**WHAT IS BEING ASKED**
Determine the number of lines containing the word "name". Reply with it and nothing else.

**RECORDS TO PROCESS**
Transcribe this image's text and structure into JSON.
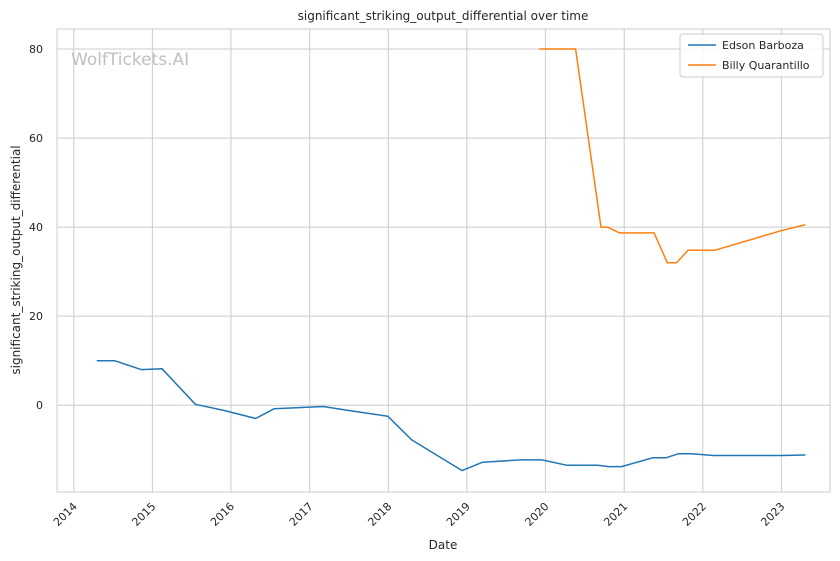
{
  "chart_data": {
    "type": "line",
    "title": "significant_striking_output_differential over time",
    "xlabel": "Date",
    "ylabel": "significant_striking_output_differential",
    "watermark": "WolfTickets.AI",
    "x_ticks": [
      "2014",
      "2015",
      "2016",
      "2017",
      "2018",
      "2019",
      "2020",
      "2021",
      "2022",
      "2023"
    ],
    "y_ticks": [
      0,
      20,
      40,
      60,
      80
    ],
    "xlim": [
      "2013-10-15",
      "2023-08-15"
    ],
    "ylim": [
      -19.5,
      84.5
    ],
    "grid": true,
    "legend_position": "top-right",
    "series": [
      {
        "name": "Edson Barboza",
        "color": "#1f77b4",
        "points": [
          [
            "2014-04-20",
            10.0
          ],
          [
            "2014-07-10",
            10.0
          ],
          [
            "2014-11-10",
            8.0
          ],
          [
            "2015-02-15",
            8.2
          ],
          [
            "2015-07-20",
            0.2
          ],
          [
            "2015-12-01",
            -1.2
          ],
          [
            "2016-04-25",
            -3.0
          ],
          [
            "2016-07-20",
            -0.8
          ],
          [
            "2017-03-05",
            -0.3
          ],
          [
            "2017-07-01",
            -1.2
          ],
          [
            "2017-12-30",
            -2.5
          ],
          [
            "2018-04-20",
            -7.8
          ],
          [
            "2018-12-10",
            -14.7
          ],
          [
            "2019-03-15",
            -12.8
          ],
          [
            "2019-09-10",
            -12.3
          ],
          [
            "2019-12-15",
            -12.3
          ],
          [
            "2020-04-10",
            -13.5
          ],
          [
            "2020-09-01",
            -13.5
          ],
          [
            "2020-10-20",
            -13.8
          ],
          [
            "2020-12-20",
            -13.8
          ],
          [
            "2021-05-15",
            -11.8
          ],
          [
            "2021-07-15",
            -11.8
          ],
          [
            "2021-09-10",
            -10.9
          ],
          [
            "2021-11-10",
            -10.9
          ],
          [
            "2022-02-20",
            -11.3
          ],
          [
            "2022-12-31",
            -11.3
          ],
          [
            "2023-04-20",
            -11.2
          ]
        ]
      },
      {
        "name": "Billy Quarantillo",
        "color": "#ff7f0e",
        "points": [
          [
            "2019-12-05",
            80.0
          ],
          [
            "2020-05-20",
            80.0
          ],
          [
            "2020-09-15",
            40.0
          ],
          [
            "2020-10-15",
            40.0
          ],
          [
            "2020-12-10",
            38.7
          ],
          [
            "2021-05-20",
            38.7
          ],
          [
            "2021-07-20",
            32.0
          ],
          [
            "2021-09-01",
            32.0
          ],
          [
            "2021-10-25",
            34.8
          ],
          [
            "2022-02-25",
            34.8
          ],
          [
            "2022-12-31",
            39.2
          ],
          [
            "2023-04-20",
            40.5
          ]
        ]
      }
    ]
  }
}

**SOLVED PROBLEM**
2